What to do:
Going through the material below, please gather all lines with the word "title" in them.

Listing:

begin

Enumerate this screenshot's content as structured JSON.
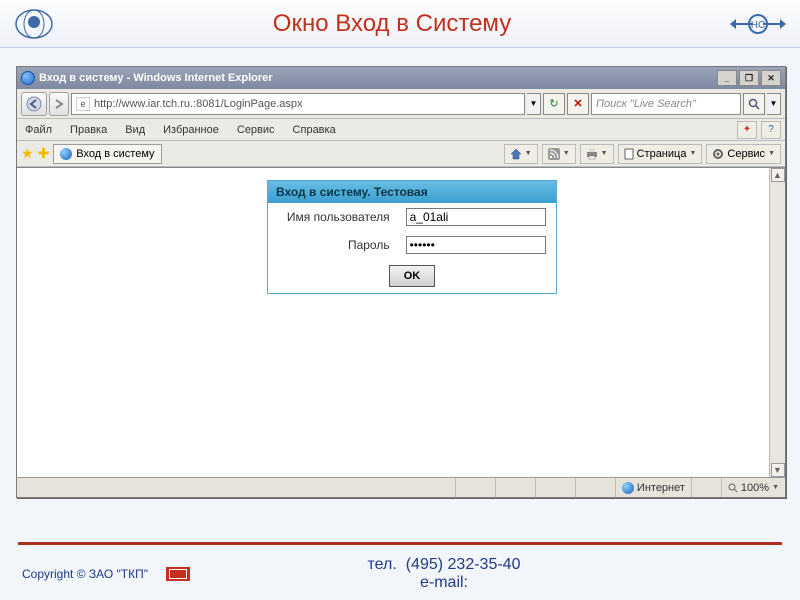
{
  "banner": {
    "title": "Окно Вход в Систему"
  },
  "ie": {
    "title": "Вход в систему - Windows Internet Explorer",
    "url": "http://www.iar.tch.ru.:8081/LoginPage.aspx",
    "search_placeholder": "Поиск \"Live Search\"",
    "menus": [
      "Файл",
      "Правка",
      "Вид",
      "Избранное",
      "Сервис",
      "Справка"
    ],
    "tab_label": "Вход в систему",
    "toolbar": {
      "page": "Страница",
      "service": "Сервис"
    },
    "status": {
      "zone": "Интернет",
      "zoom": "100%"
    }
  },
  "login": {
    "header": "Вход в систему. Тестовая",
    "user_label": "Имя пользователя",
    "pass_label": "Пароль",
    "user_value": "a_01ali",
    "pass_value": "••••••",
    "ok": "OK"
  },
  "footer": {
    "copyright": "Copyright © ЗАО \"ТКП\"",
    "tel_label": "тел.",
    "tel": "(495) 232-35-40",
    "email_label": "e-mail:"
  }
}
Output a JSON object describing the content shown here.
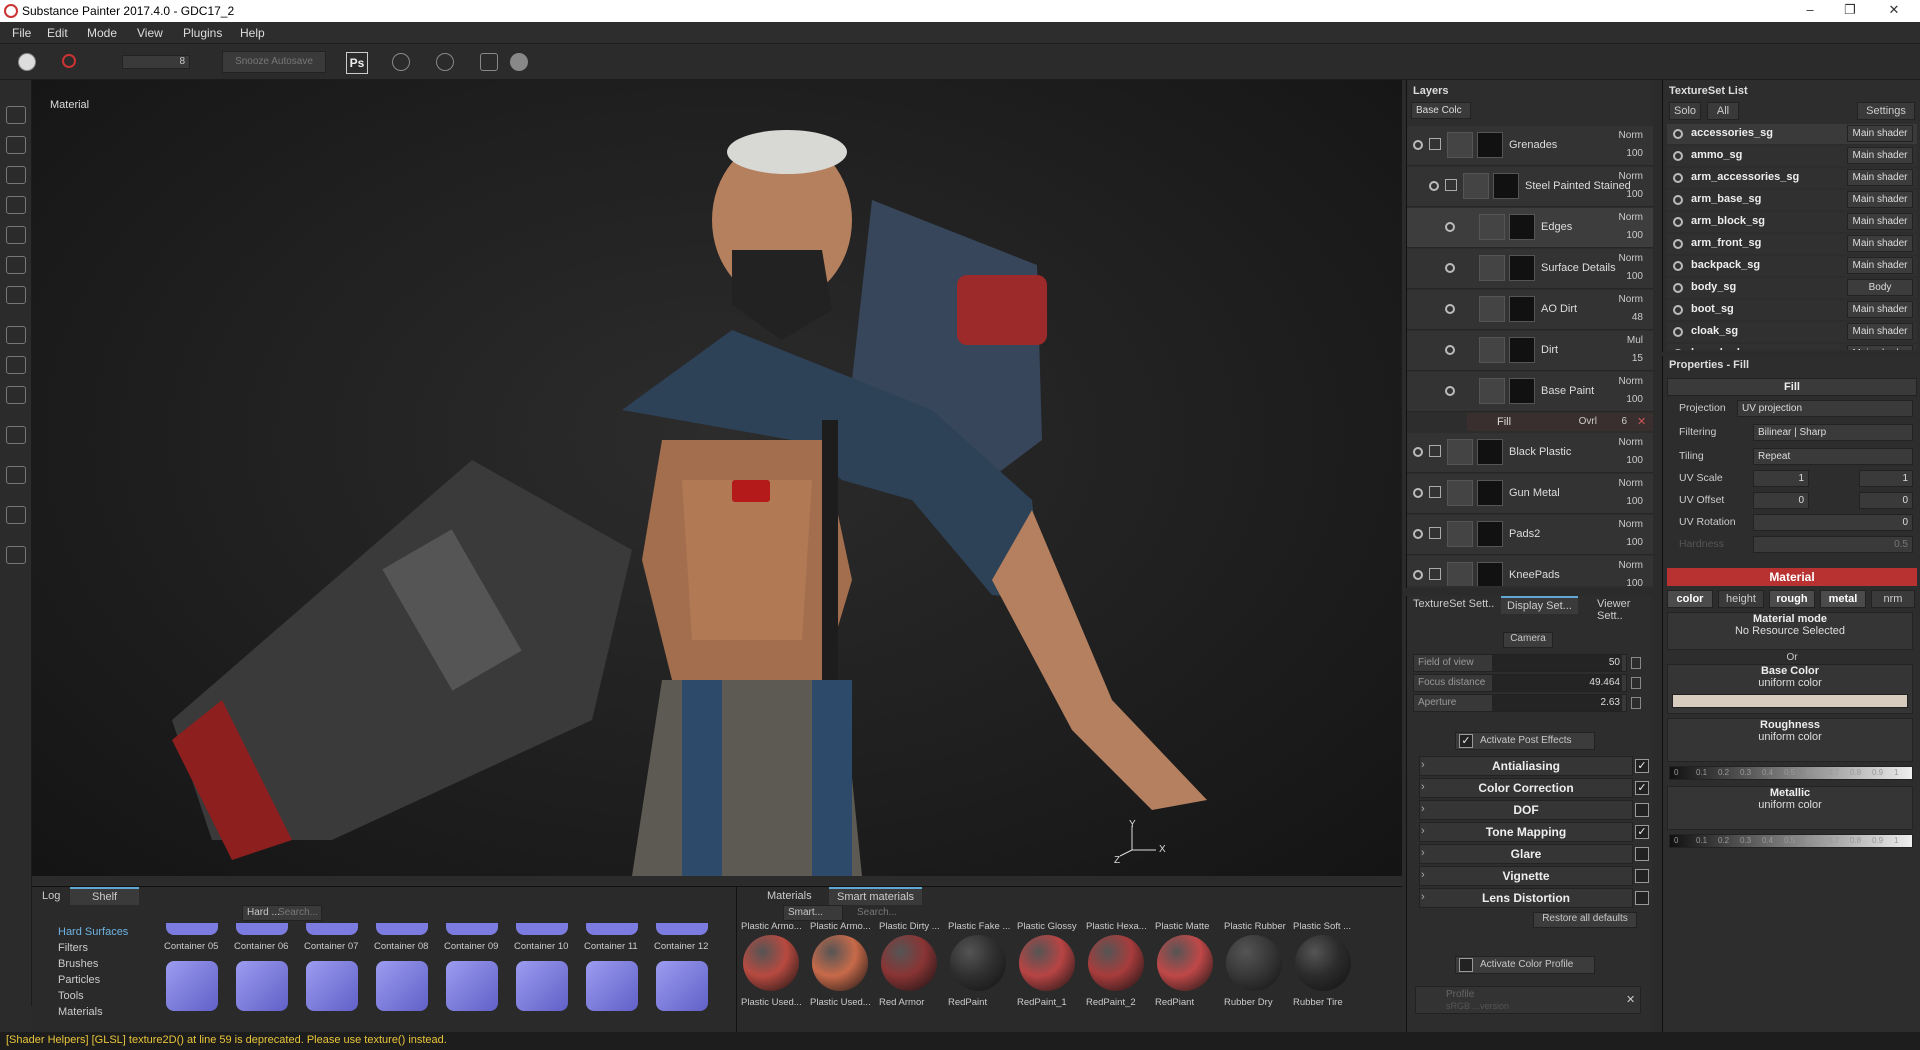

end

Written solution:
    "title": "Окно Вход в Систему"
    "title": "Вход в систему - Windows Internet Explorer",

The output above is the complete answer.